# Exercise prompt
All of the listing below must be repeated word for word. Pictures are the only thing to omit.

# Listed entries
• • •
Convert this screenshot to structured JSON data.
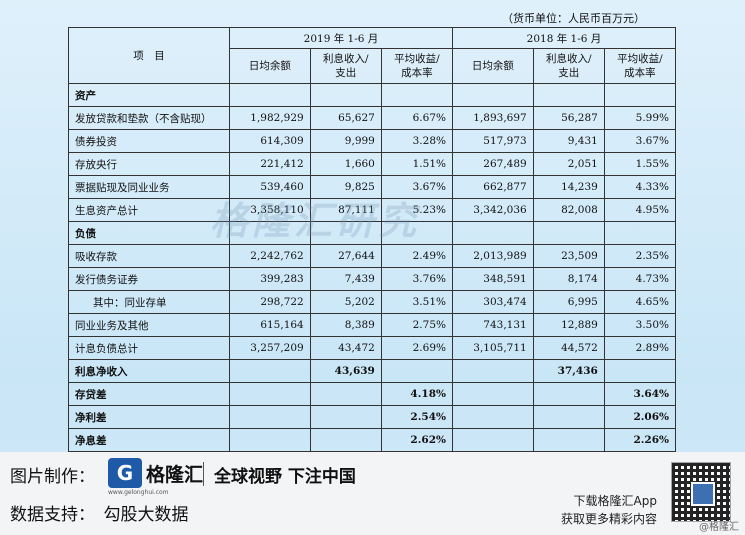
{
  "unit_note": "（货币单位：人民币百万元）",
  "header": {
    "item": "项　目",
    "period_2019": "2019 年 1-6 月",
    "period_2018": "2018 年 1-6 月",
    "col_avg": "日均余额",
    "col_int_l1": "利息收入/",
    "col_int_l2": "支出",
    "col_rate_l1": "平均收益/",
    "col_rate_l2": "成本率"
  },
  "rows": [
    {
      "label": "资产",
      "section": true,
      "a19": "",
      "i19": "",
      "r19": "",
      "a18": "",
      "i18": "",
      "r18": ""
    },
    {
      "label": "发放贷款和垫款（不含贴现）",
      "a19": "1,982,929",
      "i19": "65,627",
      "r19": "6.67%",
      "a18": "1,893,697",
      "i18": "56,287",
      "r18": "5.99%"
    },
    {
      "label": "债券投资",
      "a19": "614,309",
      "i19": "9,999",
      "r19": "3.28%",
      "a18": "517,973",
      "i18": "9,431",
      "r18": "3.67%"
    },
    {
      "label": "存放央行",
      "a19": "221,412",
      "i19": "1,660",
      "r19": "1.51%",
      "a18": "267,489",
      "i18": "2,051",
      "r18": "1.55%"
    },
    {
      "label": "票据贴现及同业业务",
      "a19": "539,460",
      "i19": "9,825",
      "r19": "3.67%",
      "a18": "662,877",
      "i18": "14,239",
      "r18": "4.33%"
    },
    {
      "label": "生息资产总计",
      "a19": "3,358,110",
      "i19": "87,111",
      "r19": "5.23%",
      "a18": "3,342,036",
      "i18": "82,008",
      "r18": "4.95%"
    },
    {
      "label": "负债",
      "section": true,
      "a19": "",
      "i19": "",
      "r19": "",
      "a18": "",
      "i18": "",
      "r18": ""
    },
    {
      "label": "吸收存款",
      "a19": "2,242,762",
      "i19": "27,644",
      "r19": "2.49%",
      "a18": "2,013,989",
      "i18": "23,509",
      "r18": "2.35%"
    },
    {
      "label": "发行债务证券",
      "a19": "399,283",
      "i19": "7,439",
      "r19": "3.76%",
      "a18": "348,591",
      "i18": "8,174",
      "r18": "4.73%"
    },
    {
      "label": "其中：同业存单",
      "indent": true,
      "a19": "298,722",
      "i19": "5,202",
      "r19": "3.51%",
      "a18": "303,474",
      "i18": "6,995",
      "r18": "4.65%"
    },
    {
      "label": "同业业务及其他",
      "a19": "615,164",
      "i19": "8,389",
      "r19": "2.75%",
      "a18": "743,131",
      "i18": "12,889",
      "r18": "3.50%"
    },
    {
      "label": "计息负债总计",
      "a19": "3,257,209",
      "i19": "43,472",
      "r19": "2.69%",
      "a18": "3,105,711",
      "i18": "44,572",
      "r18": "2.89%"
    },
    {
      "label": "利息净收入",
      "bold": true,
      "a19": "",
      "i19": "43,639",
      "r19": "",
      "a18": "",
      "i18": "37,436",
      "r18": ""
    },
    {
      "label": "存贷差",
      "bold": true,
      "a19": "",
      "i19": "",
      "r19": "4.18%",
      "a18": "",
      "i18": "",
      "r18": "3.64%"
    },
    {
      "label": "净利差",
      "bold": true,
      "a19": "",
      "i19": "",
      "r19": "2.54%",
      "a18": "",
      "i18": "",
      "r18": "2.06%"
    },
    {
      "label": "净息差",
      "bold": true,
      "a19": "",
      "i19": "",
      "r19": "2.62%",
      "a18": "",
      "i18": "",
      "r18": "2.26%"
    }
  ],
  "watermark": "格隆汇研究",
  "footer": {
    "made_by": "图片制作：",
    "logo_char": "G",
    "brand": "格隆汇",
    "domain": "www.gelonghui.com",
    "slogan": "全球视野 下注中国",
    "data_support": "数据支持：　勾股大数据",
    "download": "下载格隆汇App",
    "more": "获取更多精彩内容",
    "corner_watermark": "@格隆汇"
  }
}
• • •
# Completed task
Convert this screenshot to structured JSON data.
{
  "unit_note": "（货币单位：人民币百万元）",
  "header": {
    "item": "项　目",
    "period_2019": "2019 年 1-6 月",
    "period_2018": "2018 年 1-6 月",
    "col_avg": "日均余额",
    "col_int_l1": "利息收入/",
    "col_int_l2": "支出",
    "col_rate_l1": "平均收益/",
    "col_rate_l2": "成本率"
  },
  "rows": [
    {
      "label": "资产",
      "section": true,
      "a19": "",
      "i19": "",
      "r19": "",
      "a18": "",
      "i18": "",
      "r18": ""
    },
    {
      "label": "发放贷款和垫款（不含贴现）",
      "a19": "1,982,929",
      "i19": "65,627",
      "r19": "6.67%",
      "a18": "1,893,697",
      "i18": "56,287",
      "r18": "5.99%"
    },
    {
      "label": "债券投资",
      "a19": "614,309",
      "i19": "9,999",
      "r19": "3.28%",
      "a18": "517,973",
      "i18": "9,431",
      "r18": "3.67%"
    },
    {
      "label": "存放央行",
      "a19": "221,412",
      "i19": "1,660",
      "r19": "1.51%",
      "a18": "267,489",
      "i18": "2,051",
      "r18": "1.55%"
    },
    {
      "label": "票据贴现及同业业务",
      "a19": "539,460",
      "i19": "9,825",
      "r19": "3.67%",
      "a18": "662,877",
      "i18": "14,239",
      "r18": "4.33%"
    },
    {
      "label": "生息资产总计",
      "a19": "3,358,110",
      "i19": "87,111",
      "r19": "5.23%",
      "a18": "3,342,036",
      "i18": "82,008",
      "r18": "4.95%"
    },
    {
      "label": "负债",
      "section": true,
      "a19": "",
      "i19": "",
      "r19": "",
      "a18": "",
      "i18": "",
      "r18": ""
    },
    {
      "label": "吸收存款",
      "a19": "2,242,762",
      "i19": "27,644",
      "r19": "2.49%",
      "a18": "2,013,989",
      "i18": "23,509",
      "r18": "2.35%"
    },
    {
      "label": "发行债务证券",
      "a19": "399,283",
      "i19": "7,439",
      "r19": "3.76%",
      "a18": "348,591",
      "i18": "8,174",
      "r18": "4.73%"
    },
    {
      "label": "其中：同业存单",
      "indent": true,
      "a19": "298,722",
      "i19": "5,202",
      "r19": "3.51%",
      "a18": "303,474",
      "i18": "6,995",
      "r18": "4.65%"
    },
    {
      "label": "同业业务及其他",
      "a19": "615,164",
      "i19": "8,389",
      "r19": "2.75%",
      "a18": "743,131",
      "i18": "12,889",
      "r18": "3.50%"
    },
    {
      "label": "计息负债总计",
      "a19": "3,257,209",
      "i19": "43,472",
      "r19": "2.69%",
      "a18": "3,105,711",
      "i18": "44,572",
      "r18": "2.89%"
    },
    {
      "label": "利息净收入",
      "bold": true,
      "a19": "",
      "i19": "43,639",
      "r19": "",
      "a18": "",
      "i18": "37,436",
      "r18": ""
    },
    {
      "label": "存贷差",
      "bold": true,
      "a19": "",
      "i19": "",
      "r19": "4.18%",
      "a18": "",
      "i18": "",
      "r18": "3.64%"
    },
    {
      "label": "净利差",
      "bold": true,
      "a19": "",
      "i19": "",
      "r19": "2.54%",
      "a18": "",
      "i18": "",
      "r18": "2.06%"
    },
    {
      "label": "净息差",
      "bold": true,
      "a19": "",
      "i19": "",
      "r19": "2.62%",
      "a18": "",
      "i18": "",
      "r18": "2.26%"
    }
  ],
  "watermark": "格隆汇研究",
  "footer": {
    "made_by": "图片制作：",
    "logo_char": "G",
    "brand": "格隆汇",
    "domain": "www.gelonghui.com",
    "slogan": "全球视野 下注中国",
    "data_support": "数据支持：　勾股大数据",
    "download": "下载格隆汇App",
    "more": "获取更多精彩内容",
    "corner_watermark": "@格隆汇"
  }
}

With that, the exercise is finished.